Direction – Restate all of the data exactly.

Records about charts and figures:
-.-.-

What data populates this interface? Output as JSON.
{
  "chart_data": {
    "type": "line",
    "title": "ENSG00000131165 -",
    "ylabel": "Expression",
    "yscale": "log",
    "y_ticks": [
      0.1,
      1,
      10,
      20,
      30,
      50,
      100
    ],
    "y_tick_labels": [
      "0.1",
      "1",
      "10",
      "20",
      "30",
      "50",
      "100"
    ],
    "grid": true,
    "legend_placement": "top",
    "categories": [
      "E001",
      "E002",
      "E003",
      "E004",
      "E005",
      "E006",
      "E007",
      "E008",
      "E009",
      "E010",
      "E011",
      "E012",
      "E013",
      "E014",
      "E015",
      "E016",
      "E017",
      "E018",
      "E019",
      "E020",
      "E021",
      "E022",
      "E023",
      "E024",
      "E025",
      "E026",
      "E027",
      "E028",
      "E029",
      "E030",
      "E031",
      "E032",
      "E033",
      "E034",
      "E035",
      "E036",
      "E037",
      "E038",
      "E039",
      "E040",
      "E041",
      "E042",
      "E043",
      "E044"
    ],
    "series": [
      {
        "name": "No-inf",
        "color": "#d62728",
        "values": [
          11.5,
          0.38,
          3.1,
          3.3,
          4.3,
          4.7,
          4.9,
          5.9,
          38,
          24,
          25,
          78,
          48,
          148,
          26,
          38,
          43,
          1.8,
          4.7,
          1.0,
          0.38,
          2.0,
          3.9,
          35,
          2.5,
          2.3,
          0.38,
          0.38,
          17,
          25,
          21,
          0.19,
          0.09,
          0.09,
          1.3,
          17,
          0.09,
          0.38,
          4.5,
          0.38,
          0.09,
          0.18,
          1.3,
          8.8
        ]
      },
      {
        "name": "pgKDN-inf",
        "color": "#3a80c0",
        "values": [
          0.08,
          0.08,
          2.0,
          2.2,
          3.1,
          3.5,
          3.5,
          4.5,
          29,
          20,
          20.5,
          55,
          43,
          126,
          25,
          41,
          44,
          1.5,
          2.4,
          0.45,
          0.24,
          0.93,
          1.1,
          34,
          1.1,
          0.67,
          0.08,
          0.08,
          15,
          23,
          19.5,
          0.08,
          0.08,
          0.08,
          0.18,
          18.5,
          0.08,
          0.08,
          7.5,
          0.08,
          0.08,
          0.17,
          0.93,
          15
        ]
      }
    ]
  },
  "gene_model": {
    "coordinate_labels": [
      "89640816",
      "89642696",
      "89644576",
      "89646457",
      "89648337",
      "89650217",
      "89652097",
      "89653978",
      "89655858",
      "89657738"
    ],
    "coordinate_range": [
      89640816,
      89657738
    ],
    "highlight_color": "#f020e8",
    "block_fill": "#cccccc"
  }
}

-.-.-

Solved exercise –
What data populates this interface? Output as JSON.
{
  "chart_data": {
    "type": "line",
    "title": "ENSG00000131165 -",
    "ylabel": "Expression",
    "yscale": "log",
    "y_ticks": [
      0.1,
      1,
      10,
      20,
      30,
      50,
      100
    ],
    "y_tick_labels": [
      "0.1",
      "1",
      "10",
      "20",
      "30",
      "50",
      "100"
    ],
    "grid": true,
    "legend_placement": "top",
    "categories": [
      "E001",
      "E002",
      "E003",
      "E004",
      "E005",
      "E006",
      "E007",
      "E008",
      "E009",
      "E010",
      "E011",
      "E012",
      "E013",
      "E014",
      "E015",
      "E016",
      "E017",
      "E018",
      "E019",
      "E020",
      "E021",
      "E022",
      "E023",
      "E024",
      "E025",
      "E026",
      "E027",
      "E028",
      "E029",
      "E030",
      "E031",
      "E032",
      "E033",
      "E034",
      "E035",
      "E036",
      "E037",
      "E038",
      "E039",
      "E040",
      "E041",
      "E042",
      "E043",
      "E044"
    ],
    "series": [
      {
        "name": "No-inf",
        "color": "#d62728",
        "values": [
          11.5,
          0.38,
          3.1,
          3.3,
          4.3,
          4.7,
          4.9,
          5.9,
          38,
          24,
          25,
          78,
          48,
          148,
          26,
          38,
          43,
          1.8,
          4.7,
          1.0,
          0.38,
          2.0,
          3.9,
          35,
          2.5,
          2.3,
          0.38,
          0.38,
          17,
          25,
          21,
          0.19,
          0.09,
          0.09,
          1.3,
          17,
          0.09,
          0.38,
          4.5,
          0.38,
          0.09,
          0.18,
          1.3,
          8.8
        ]
      },
      {
        "name": "pgKDN-inf",
        "color": "#3a80c0",
        "values": [
          0.08,
          0.08,
          2.0,
          2.2,
          3.1,
          3.5,
          3.5,
          4.5,
          29,
          20,
          20.5,
          55,
          43,
          126,
          25,
          41,
          44,
          1.5,
          2.4,
          0.45,
          0.24,
          0.93,
          1.1,
          34,
          1.1,
          0.67,
          0.08,
          0.08,
          15,
          23,
          19.5,
          0.08,
          0.08,
          0.08,
          0.18,
          18.5,
          0.08,
          0.08,
          7.5,
          0.08,
          0.08,
          0.17,
          0.93,
          15
        ]
      }
    ]
  },
  "gene_model": {
    "coordinate_labels": [
      "89640816",
      "89642696",
      "89644576",
      "89646457",
      "89648337",
      "89650217",
      "89652097",
      "89653978",
      "89655858",
      "89657738"
    ],
    "coordinate_range": [
      89640816,
      89657738
    ],
    "highlight_color": "#f020e8",
    "block_fill": "#cccccc"
  }
}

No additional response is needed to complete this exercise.